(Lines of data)
* * * * * * *
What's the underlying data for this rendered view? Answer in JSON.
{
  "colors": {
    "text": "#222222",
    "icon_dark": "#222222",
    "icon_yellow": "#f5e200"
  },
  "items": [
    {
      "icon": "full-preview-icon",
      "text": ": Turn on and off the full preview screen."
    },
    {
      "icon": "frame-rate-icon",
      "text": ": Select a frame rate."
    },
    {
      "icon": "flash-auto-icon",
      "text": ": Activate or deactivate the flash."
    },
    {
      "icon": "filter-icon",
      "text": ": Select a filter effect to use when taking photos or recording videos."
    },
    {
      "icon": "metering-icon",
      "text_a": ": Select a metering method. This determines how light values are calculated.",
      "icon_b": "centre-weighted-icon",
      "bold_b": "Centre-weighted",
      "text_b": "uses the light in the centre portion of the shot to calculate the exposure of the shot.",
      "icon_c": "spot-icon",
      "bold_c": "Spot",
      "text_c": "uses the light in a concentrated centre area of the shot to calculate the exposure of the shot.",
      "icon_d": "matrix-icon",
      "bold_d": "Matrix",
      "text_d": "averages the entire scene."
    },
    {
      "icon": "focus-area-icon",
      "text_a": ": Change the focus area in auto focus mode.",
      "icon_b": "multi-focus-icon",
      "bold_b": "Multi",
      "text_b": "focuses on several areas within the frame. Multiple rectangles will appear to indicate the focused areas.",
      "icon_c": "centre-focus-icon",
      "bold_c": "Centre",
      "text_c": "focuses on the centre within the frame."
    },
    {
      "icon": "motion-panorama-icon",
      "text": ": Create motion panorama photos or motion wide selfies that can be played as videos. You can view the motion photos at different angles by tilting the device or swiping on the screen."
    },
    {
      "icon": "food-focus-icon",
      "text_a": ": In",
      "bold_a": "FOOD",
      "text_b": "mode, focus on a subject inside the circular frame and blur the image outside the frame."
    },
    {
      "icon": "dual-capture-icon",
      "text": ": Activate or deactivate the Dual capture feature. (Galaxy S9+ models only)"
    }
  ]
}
* * * * * * *
• [Task goal]:
Copy each record from above exactly, and include every line.

• [The output]:
What's the underlying data for this rendered view? Answer in JSON.
{
  "colors": {
    "text": "#222222",
    "icon_dark": "#222222",
    "icon_yellow": "#f5e200"
  },
  "items": [
    {
      "icon": "full-preview-icon",
      "text": ": Turn on and off the full preview screen."
    },
    {
      "icon": "frame-rate-icon",
      "text": ": Select a frame rate."
    },
    {
      "icon": "flash-auto-icon",
      "text": ": Activate or deactivate the flash."
    },
    {
      "icon": "filter-icon",
      "text": ": Select a filter effect to use when taking photos or recording videos."
    },
    {
      "icon": "metering-icon",
      "text_a": ": Select a metering method. This determines how light values are calculated.",
      "icon_b": "centre-weighted-icon",
      "bold_b": "Centre-weighted",
      "text_b": "uses the light in the centre portion of the shot to calculate the exposure of the shot.",
      "icon_c": "spot-icon",
      "bold_c": "Spot",
      "text_c": "uses the light in a concentrated centre area of the shot to calculate the exposure of the shot.",
      "icon_d": "matrix-icon",
      "bold_d": "Matrix",
      "text_d": "averages the entire scene."
    },
    {
      "icon": "focus-area-icon",
      "text_a": ": Change the focus area in auto focus mode.",
      "icon_b": "multi-focus-icon",
      "bold_b": "Multi",
      "text_b": "focuses on several areas within the frame. Multiple rectangles will appear to indicate the focused areas.",
      "icon_c": "centre-focus-icon",
      "bold_c": "Centre",
      "text_c": "focuses on the centre within the frame."
    },
    {
      "icon": "motion-panorama-icon",
      "text": ": Create motion panorama photos or motion wide selfies that can be played as videos. You can view the motion photos at different angles by tilting the device or swiping on the screen."
    },
    {
      "icon": "food-focus-icon",
      "text_a": ": In",
      "bold_a": "FOOD",
      "text_b": "mode, focus on a subject inside the circular frame and blur the image outside the frame."
    },
    {
      "icon": "dual-capture-icon",
      "text": ": Activate or deactivate the Dual capture feature. (Galaxy S9+ models only)"
    }
  ]
}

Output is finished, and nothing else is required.